INPUT RECORDS:
* START *

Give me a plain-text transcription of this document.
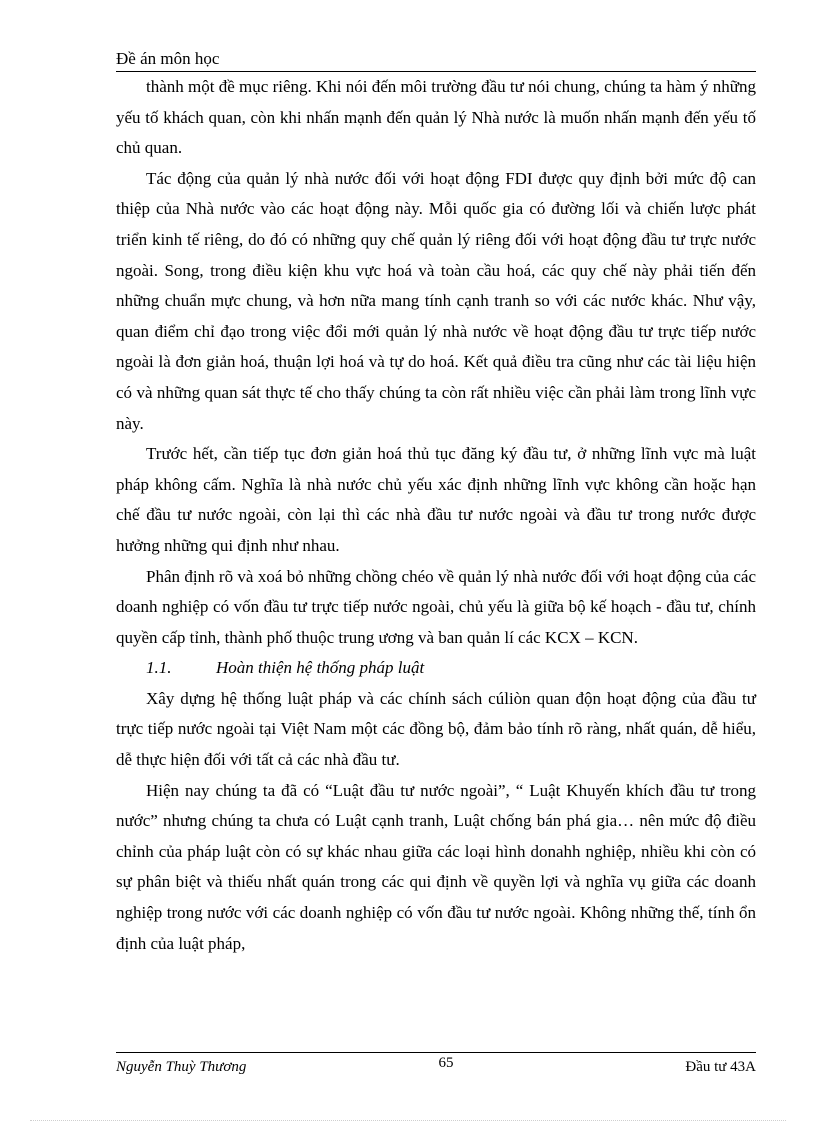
Đề án môn học

thành một đề mục riêng. Khi nói đến môi trường đầu tư nói chung, chúng ta hàm ý những yếu tố khách quan, còn khi nhấn mạnh đến quản lý Nhà nước là muốn nhấn mạnh đến yếu tố chủ quan.

Tác động của quản lý nhà nước đối với hoạt động FDI được quy định bởi mức độ can thiệp của Nhà nước vào các hoạt động này. Mỗi quốc gia có đường lối và chiến lược phát triển kinh tế riêng, do đó có những quy chế quản lý riêng đối với hoạt động đầu tư trực nước ngoài. Song, trong điều kiện khu vực hoá và toàn cầu hoá, các quy chế này phải tiến đến những chuẩn mực chung, và hơn nữa mang tính cạnh tranh so với các nước khác. Như vậy, quan điểm chỉ đạo trong việc đổi mới quản lý nhà nước về hoạt động đầu tư trực tiếp nước ngoài là đơn giản hoá, thuận lợi hoá và tự do hoá. Kết quả điều tra cũng như các tài liệu hiện có và những quan sát thực tế cho thấy chúng ta còn rất nhiều việc cần phải làm trong lĩnh vực này.

Trước hết, cần tiếp tục đơn giản hoá thủ tục đăng ký đầu tư, ở những lĩnh vực mà luật pháp không cấm. Nghĩa là nhà nước chủ yếu xác định những lĩnh vực không cần hoặc hạn chế đầu tư nước ngoài, còn lại thì các nhà đầu tư nước ngoài và đầu tư trong nước được hưởng những qui định như nhau.

Phân định rõ và xoá bỏ những chồng chéo về quản lý nhà nước đối với hoạt động của các doanh nghiệp có vốn đầu tư trực tiếp nước ngoài, chủ yếu là giữa bộ kế hoạch - đầu tư, chính quyền cấp tỉnh, thành phố thuộc trung ương và ban quản lí các KCX – KCN.

1.1.	Hoàn thiện hệ thống pháp luật

Xây dựng hệ thống luật pháp và các chính sách cúliòn quan độn hoạt động của đầu tư trực tiếp nước ngoài tại Việt Nam một các đồng bộ, đảm bảo tính rõ ràng, nhất quán, dễ hiểu, dễ thực hiện đối với tất cả các nhà đầu tư.

Hiện nay chúng ta đã có “Luật đầu tư nước ngoài”, “ Luật Khuyến khích đầu tư trong nước” nhưng chúng ta chưa có Luật cạnh tranh, Luật chống bán phá gia… nên mức độ điều chỉnh của pháp luật còn có sự khác nhau giữa các loại hình donahh nghiệp, nhiều khi còn có sự phân biệt và thiếu nhất quán trong các qui định về quyền lợi và nghĩa vụ giữa các doanh nghiệp trong nước với các doanh nghiệp có vốn đầu tư nước ngoài. Không những thế, tính ổn định của luật pháp,

Nguyễn Thuỳ Thương	65	Đầu tư 43A
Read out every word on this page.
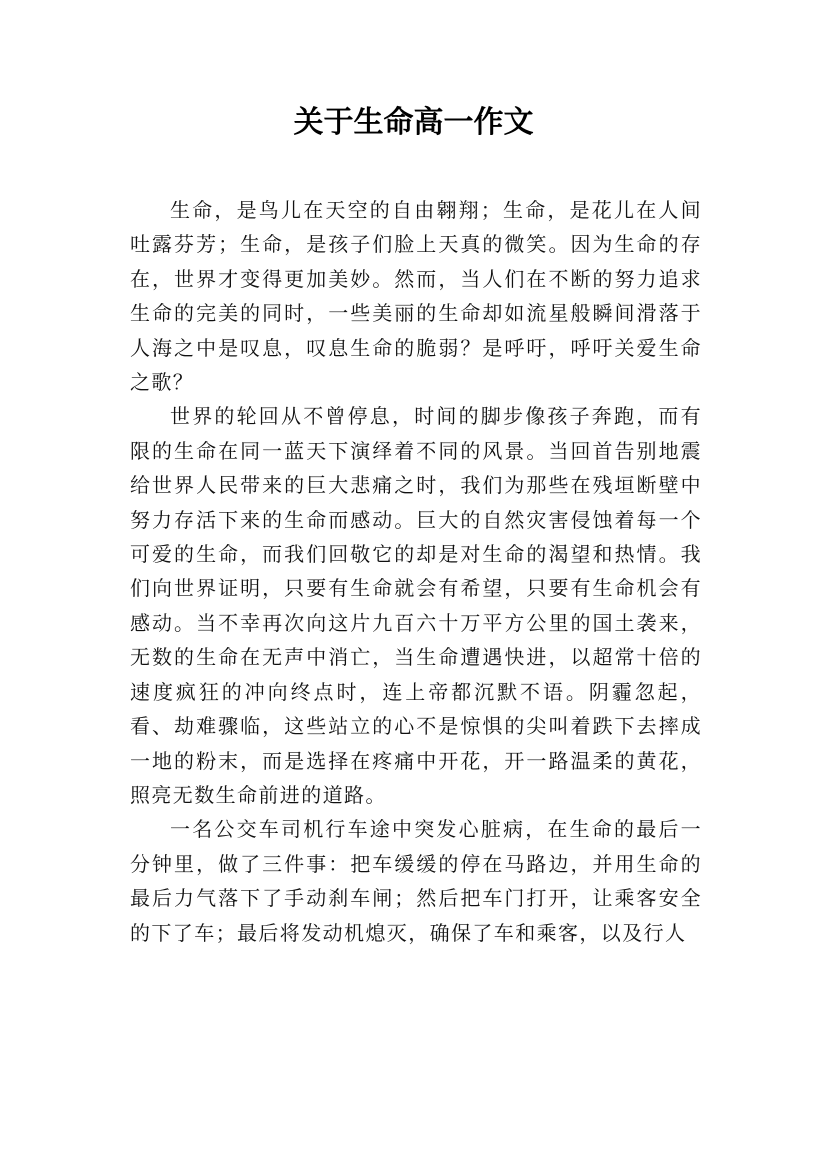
关于生命高一作文

生命，是鸟儿在天空的自由翱翔；生命，是花儿在人间吐露芬芳；生命，是孩子们脸上天真的微笑。因为生命的存在，世界才变得更加美妙。然而，当人们在不断的努力追求生命的完美的同时，一些美丽的生命却如流星般瞬间滑落于人海之中是叹息，叹息生命的脆弱？是呼吁，呼吁关爱生命之歌？

世界的轮回从不曾停息，时间的脚步像孩子奔跑，而有限的生命在同一蓝天下演绎着不同的风景。当回首告别地震给世界人民带来的巨大悲痛之时，我们为那些在残垣断壁中努力存活下来的生命而感动。巨大的自然灾害侵蚀着每一个可爱的生命，而我们回敬它的却是对生命的渴望和热情。我们向世界证明，只要有生命就会有希望，只要有生命机会有感动。当不幸再次向这片九百六十万平方公里的国土袭来，无数的生命在无声中消亡，当生命遭遇快进，以超常十倍的速度疯狂的冲向终点时，连上帝都沉默不语。阴霾忽起，看、劫难骤临，这些站立的心不是惊惧的尖叫着跌下去摔成一地的粉末，而是选择在疼痛中开花，开一路温柔的黄花，照亮无数生命前进的道路。

一名公交车司机行车途中突发心脏病，在生命的最后一分钟里，做了三件事：把车缓缓的停在马路边，并用生命的最后力气落下了手动刹车闸；然后把车门打开，让乘客安全的下了车；最后将发动机熄灭，确保了车和乘客，以及行人
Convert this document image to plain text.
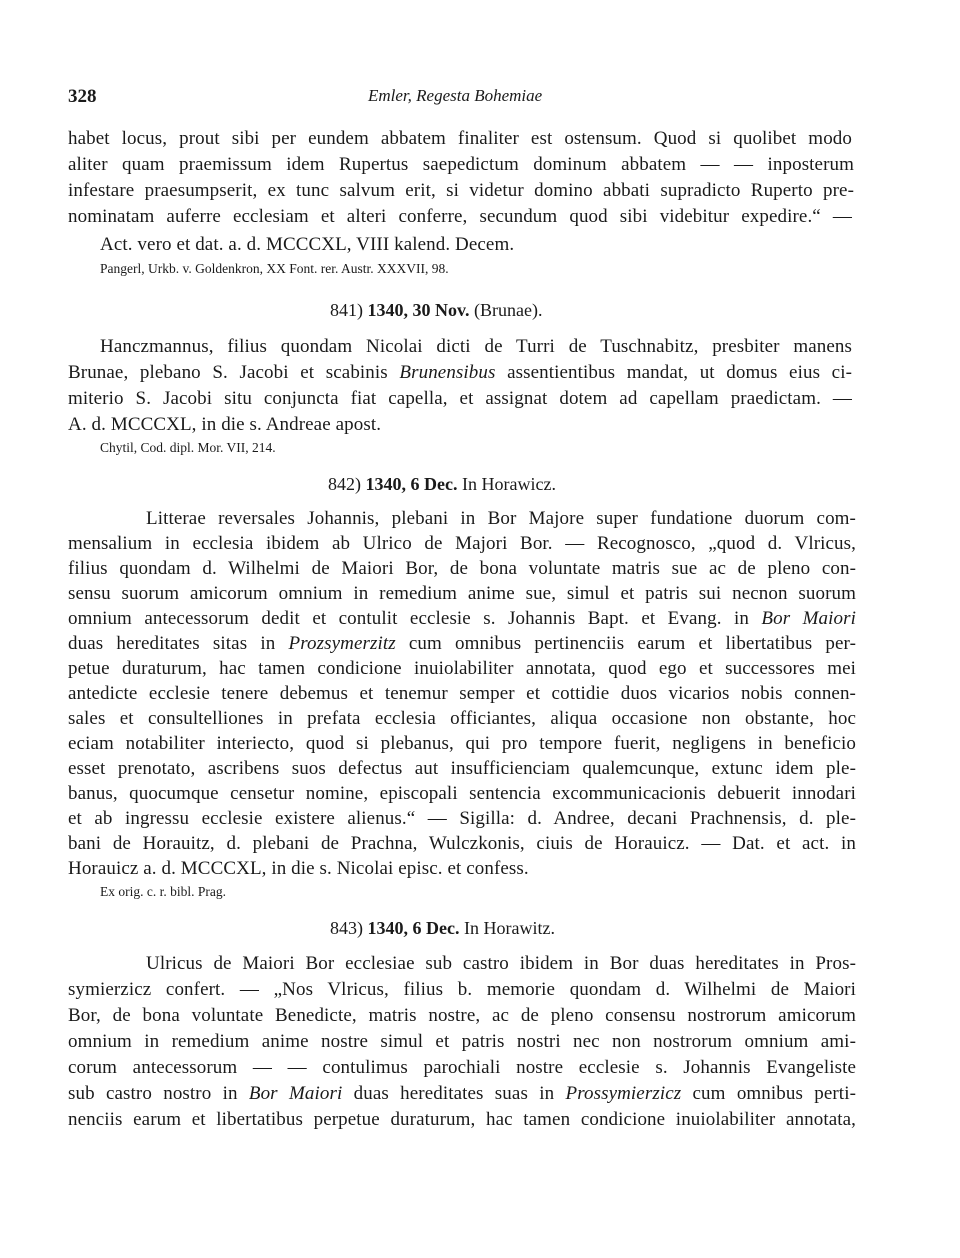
328	Emler, Regesta Bohemiae
habet locus, prout sibi per eundem abbatem finaliter est ostensum. Quod si quolibet modo
aliter quam praemissum idem Rupertus saepedictum dominum abbatem — — inposterum
infestare praesumpserit, ex tunc salvum erit, si videtur domino abbati supradicto Ruperto pre-
nominatam auferre ecclesiam et alteri conferre, secundum quod sibi videbitur expedire.“ —
Act. vero et dat. a. d. MCCCXL, VIII kalend. Decem.
Pangerl, Urkb. v. Goldenkron, XX Font. rer. Austr. XXXVII, 98.
841) 1340, 30 Nov. (Brunae).
Hanczmannus, filius quondam Nicolai dicti de Turri de Tuschnabitz, presbiter manens
Brunae, plebano S. Jacobi et scabinis Brunensibus assentientibus mandat, ut domus eius ci-
miterio S. Jacobi situ conjuncta fiat capella, et assignat dotem ad capellam praedictam. —
A. d. MCCCXL, in die s. Andreae apost.
Chytil, Cod. dipl. Mor. VII, 214.
842) 1340, 6 Dec. In Horawicz.
Litterae reversales Johannis, plebani in Bor Majore super fundatione duorum com-
mensalium in ecclesia ibidem ab Ulrico de Majori Bor. — Recognosco, „quod d. Vlricus,
filius quondam d. Wilhelmi de Maiori Bor, de bona voluntate matris sue ac de pleno con-
sensu suorum amicorum omnium in remedium anime sue, simul et patris sui necnon suorum
omnium antecessorum dedit et contulit ecclesie s. Johannis Bapt. et Evang. in Bor Maiori
duas hereditates sitas in Prozsymerzitz cum omnibus pertinenciis earum et libertatibus per-
petue duraturum, hac tamen condicione inuiolabiliter annotata, quod ego et successores mei
antedicte ecclesie tenere debemus et tenemur semper et cottidie duos vicarios nobis connen-
sales et consultelliones in prefata ecclesia officiantes, aliqua occasione non obstante, hoc
eciam notabiliter interiecto, quod si plebanus, qui pro tempore fuerit, negligens in beneficio
esset prenotato, ascribens suos defectus aut insufficienciam qualemcunque, extunc idem ple-
banus, quocumque censetur nomine, episcopali sentencia excommunicacionis debuerit innodari
et ab ingressu ecclesie existere alienus.“ — Sigilla: d. Andree, decani Prachnensis, d. ple-
bani de Horauitz, d. plebani de Prachna, Wulczkonis, ciuis de Horauicz. — Dat. et act. in
Horauicz a. d. MCCCXL, in die s. Nicolai episc. et confess.
Ex orig. c. r. bibl. Prag.
843) 1340, 6 Dec. In Horawitz.
Ulricus de Maiori Bor ecclesiae sub castro ibidem in Bor duas hereditates in Pros-
symierzicz confert. — „Nos Vlricus, filius b. memorie quondam d. Wilhelmi de Maiori
Bor, de bona voluntate Benedicte, matris nostre, ac de pleno consensu nostrorum amicorum
omnium in remedium anime nostre simul et patris nostri nec non nostrorum omnium ami-
corum antecessorum — — contulimus parochiali nostre ecclesie s. Johannis Evangeliste
sub castro nostro in Bor Maiori duas hereditates suas in Prossymierzicz cum omnibus perti-
nenciis earum et libertatibus perpetue duraturum, hac tamen condicione inuiolabiliter annotata,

* END *

AIM: Above are records with pictures; repeat the records exactly and leave the pictures out.

ANSWER TO THE EXERCISE:
Give me a plain-text transcription of this document.
Đề án môn học

thành một đề mục riêng. Khi nói đến môi trường đầu tư nói chung, chúng ta hàm ý những yếu tố khách quan, còn khi nhấn mạnh đến quản lý Nhà nước là muốn nhấn mạnh đến yếu tố chủ quan.

Tác động của quản lý nhà nước đối với hoạt động FDI được quy định bởi mức độ can thiệp của Nhà nước vào các hoạt động này. Mỗi quốc gia có đường lối và chiến lược phát triển kinh tế riêng, do đó có những quy chế quản lý riêng đối với hoạt động đầu tư trực nước ngoài. Song, trong điều kiện khu vực hoá và toàn cầu hoá, các quy chế này phải tiến đến những chuẩn mực chung, và hơn nữa mang tính cạnh tranh so với các nước khác. Như vậy, quan điểm chỉ đạo trong việc đổi mới quản lý nhà nước về hoạt động đầu tư trực tiếp nước ngoài là đơn giản hoá, thuận lợi hoá và tự do hoá. Kết quả điều tra cũng như các tài liệu hiện có và những quan sát thực tế cho thấy chúng ta còn rất nhiều việc cần phải làm trong lĩnh vực này.

Trước hết, cần tiếp tục đơn giản hoá thủ tục đăng ký đầu tư, ở những lĩnh vực mà luật pháp không cấm. Nghĩa là nhà nước chủ yếu xác định những lĩnh vực không cần hoặc hạn chế đầu tư nước ngoài, còn lại thì các nhà đầu tư nước ngoài và đầu tư trong nước được hưởng những qui định như nhau.

Phân định rõ và xoá bỏ những chồng chéo về quản lý nhà nước đối với hoạt động của các doanh nghiệp có vốn đầu tư trực tiếp nước ngoài, chủ yếu là giữa bộ kế hoạch - đầu tư, chính quyền cấp tỉnh, thành phố thuộc trung ương và ban quản lí các KCX – KCN.

1.1.	Hoàn thiện hệ thống pháp luật

Xây dựng hệ thống luật pháp và các chính sách cúliòn quan độn hoạt động của đầu tư trực tiếp nước ngoài tại Việt Nam một các đồng bộ, đảm bảo tính rõ ràng, nhất quán, dễ hiểu, dễ thực hiện đối với tất cả các nhà đầu tư.

Hiện nay chúng ta đã có “Luật đầu tư nước ngoài”, “ Luật Khuyến khích đầu tư trong nước” nhưng chúng ta chưa có Luật cạnh tranh, Luật chống bán phá gia… nên mức độ điều chỉnh của pháp luật còn có sự khác nhau giữa các loại hình donahh nghiệp, nhiều khi còn có sự phân biệt và thiếu nhất quán trong các qui định về quyền lợi và nghĩa vụ giữa các doanh nghiệp trong nước với các doanh nghiệp có vốn đầu tư nước ngoài. Không những thế, tính ổn định của luật pháp,

Nguyễn Thuỳ Thương	65	Đầu tư 43A
Read out every word on this page.
关于生命高一作文

生命，是鸟儿在天空的自由翱翔；生命，是花儿在人间吐露芬芳；生命，是孩子们脸上天真的微笑。因为生命的存在，世界才变得更加美妙。然而，当人们在不断的努力追求生命的完美的同时，一些美丽的生命却如流星般瞬间滑落于人海之中是叹息，叹息生命的脆弱？是呼吁，呼吁关爱生命之歌？

世界的轮回从不曾停息，时间的脚步像孩子奔跑，而有限的生命在同一蓝天下演绎着不同的风景。当回首告别地震给世界人民带来的巨大悲痛之时，我们为那些在残垣断壁中努力存活下来的生命而感动。巨大的自然灾害侵蚀着每一个可爱的生命，而我们回敬它的却是对生命的渴望和热情。我们向世界证明，只要有生命就会有希望，只要有生命机会有感动。当不幸再次向这片九百六十万平方公里的国土袭来，无数的生命在无声中消亡，当生命遭遇快进，以超常十倍的速度疯狂的冲向终点时，连上帝都沉默不语。阴霾忽起，看、劫难骤临，这些站立的心不是惊惧的尖叫着跌下去摔成一地的粉末，而是选择在疼痛中开花，开一路温柔的黄花，照亮无数生命前进的道路。

一名公交车司机行车途中突发心脏病，在生命的最后一分钟里，做了三件事：把车缓缓的停在马路边，并用生命的最后力气落下了手动刹车闸；然后把车门打开，让乘客安全的下了车；最后将发动机熄灭，确保了车和乘客，以及行人
Convert this document image to plain text.
328	Emler, Regesta Bohemiae
habet locus, prout sibi per eundem abbatem finaliter est ostensum. Quod si quolibet modo
aliter quam praemissum idem Rupertus saepedictum dominum abbatem — — inposterum
infestare praesumpserit, ex tunc salvum erit, si videtur domino abbati supradicto Ruperto pre-
nominatam auferre ecclesiam et alteri conferre, secundum quod sibi videbitur expedire.“ —
Act. vero et dat. a. d. MCCCXL, VIII kalend. Decem.
Pangerl, Urkb. v. Goldenkron, XX Font. rer. Austr. XXXVII, 98.
841) 1340, 30 Nov. (Brunae).
Hanczmannus, filius quondam Nicolai dicti de Turri de Tuschnabitz, presbiter manens
Brunae, plebano S. Jacobi et scabinis Brunensibus assentientibus mandat, ut domus eius ci-
miterio S. Jacobi situ conjuncta fiat capella, et assignat dotem ad capellam praedictam. —
A. d. MCCCXL, in die s. Andreae apost.
Chytil, Cod. dipl. Mor. VII, 214.
842) 1340, 6 Dec. In Horawicz.
Litterae reversales Johannis, plebani in Bor Majore super fundatione duorum com-
mensalium in ecclesia ibidem ab Ulrico de Majori Bor. — Recognosco, „quod d. Vlricus,
filius quondam d. Wilhelmi de Maiori Bor, de bona voluntate matris sue ac de pleno con-
sensu suorum amicorum omnium in remedium anime sue, simul et patris sui necnon suorum
omnium antecessorum dedit et contulit ecclesie s. Johannis Bapt. et Evang. in Bor Maiori
duas hereditates sitas in Prozsymerzitz cum omnibus pertinenciis earum et libertatibus per-
petue duraturum, hac tamen condicione inuiolabiliter annotata, quod ego et successores mei
antedicte ecclesie tenere debemus et tenemur semper et cottidie duos vicarios nobis connen-
sales et consultelliones in prefata ecclesia officiantes, aliqua occasione non obstante, hoc
eciam notabiliter interiecto, quod si plebanus, qui pro tempore fuerit, negligens in beneficio
esset prenotato, ascribens suos defectus aut insufficienciam qualemcunque, extunc idem ple-
banus, quocumque censetur nomine, episcopali sentencia excommunicacionis debuerit innodari
et ab ingressu ecclesie existere alienus.“ — Sigilla: d. Andree, decani Prachnensis, d. ple-
bani de Horauitz, d. plebani de Prachna, Wulczkonis, ciuis de Horauicz. — Dat. et act. in
Horauicz a. d. MCCCXL, in die s. Nicolai episc. et confess.
Ex orig. c. r. bibl. Prag.
843) 1340, 6 Dec. In Horawitz.
Ulricus de Maiori Bor ecclesiae sub castro ibidem in Bor duas hereditates in Pros-
symierzicz confert. — „Nos Vlricus, filius b. memorie quondam d. Wilhelmi de Maiori
Bor, de bona voluntate Benedicte, matris nostre, ac de pleno consensu nostrorum amicorum
omnium in remedium anime nostre simul et patris nostri nec non nostrorum omnium ami-
corum antecessorum — — contulimus parochiali nostre ecclesie s. Johannis Evangeliste
sub castro nostro in Bor Maiori duas hereditates suas in Prossymierzicz cum omnibus perti-
nenciis earum et libertatibus perpetue duraturum, hac tamen condicione inuiolabiliter annotata,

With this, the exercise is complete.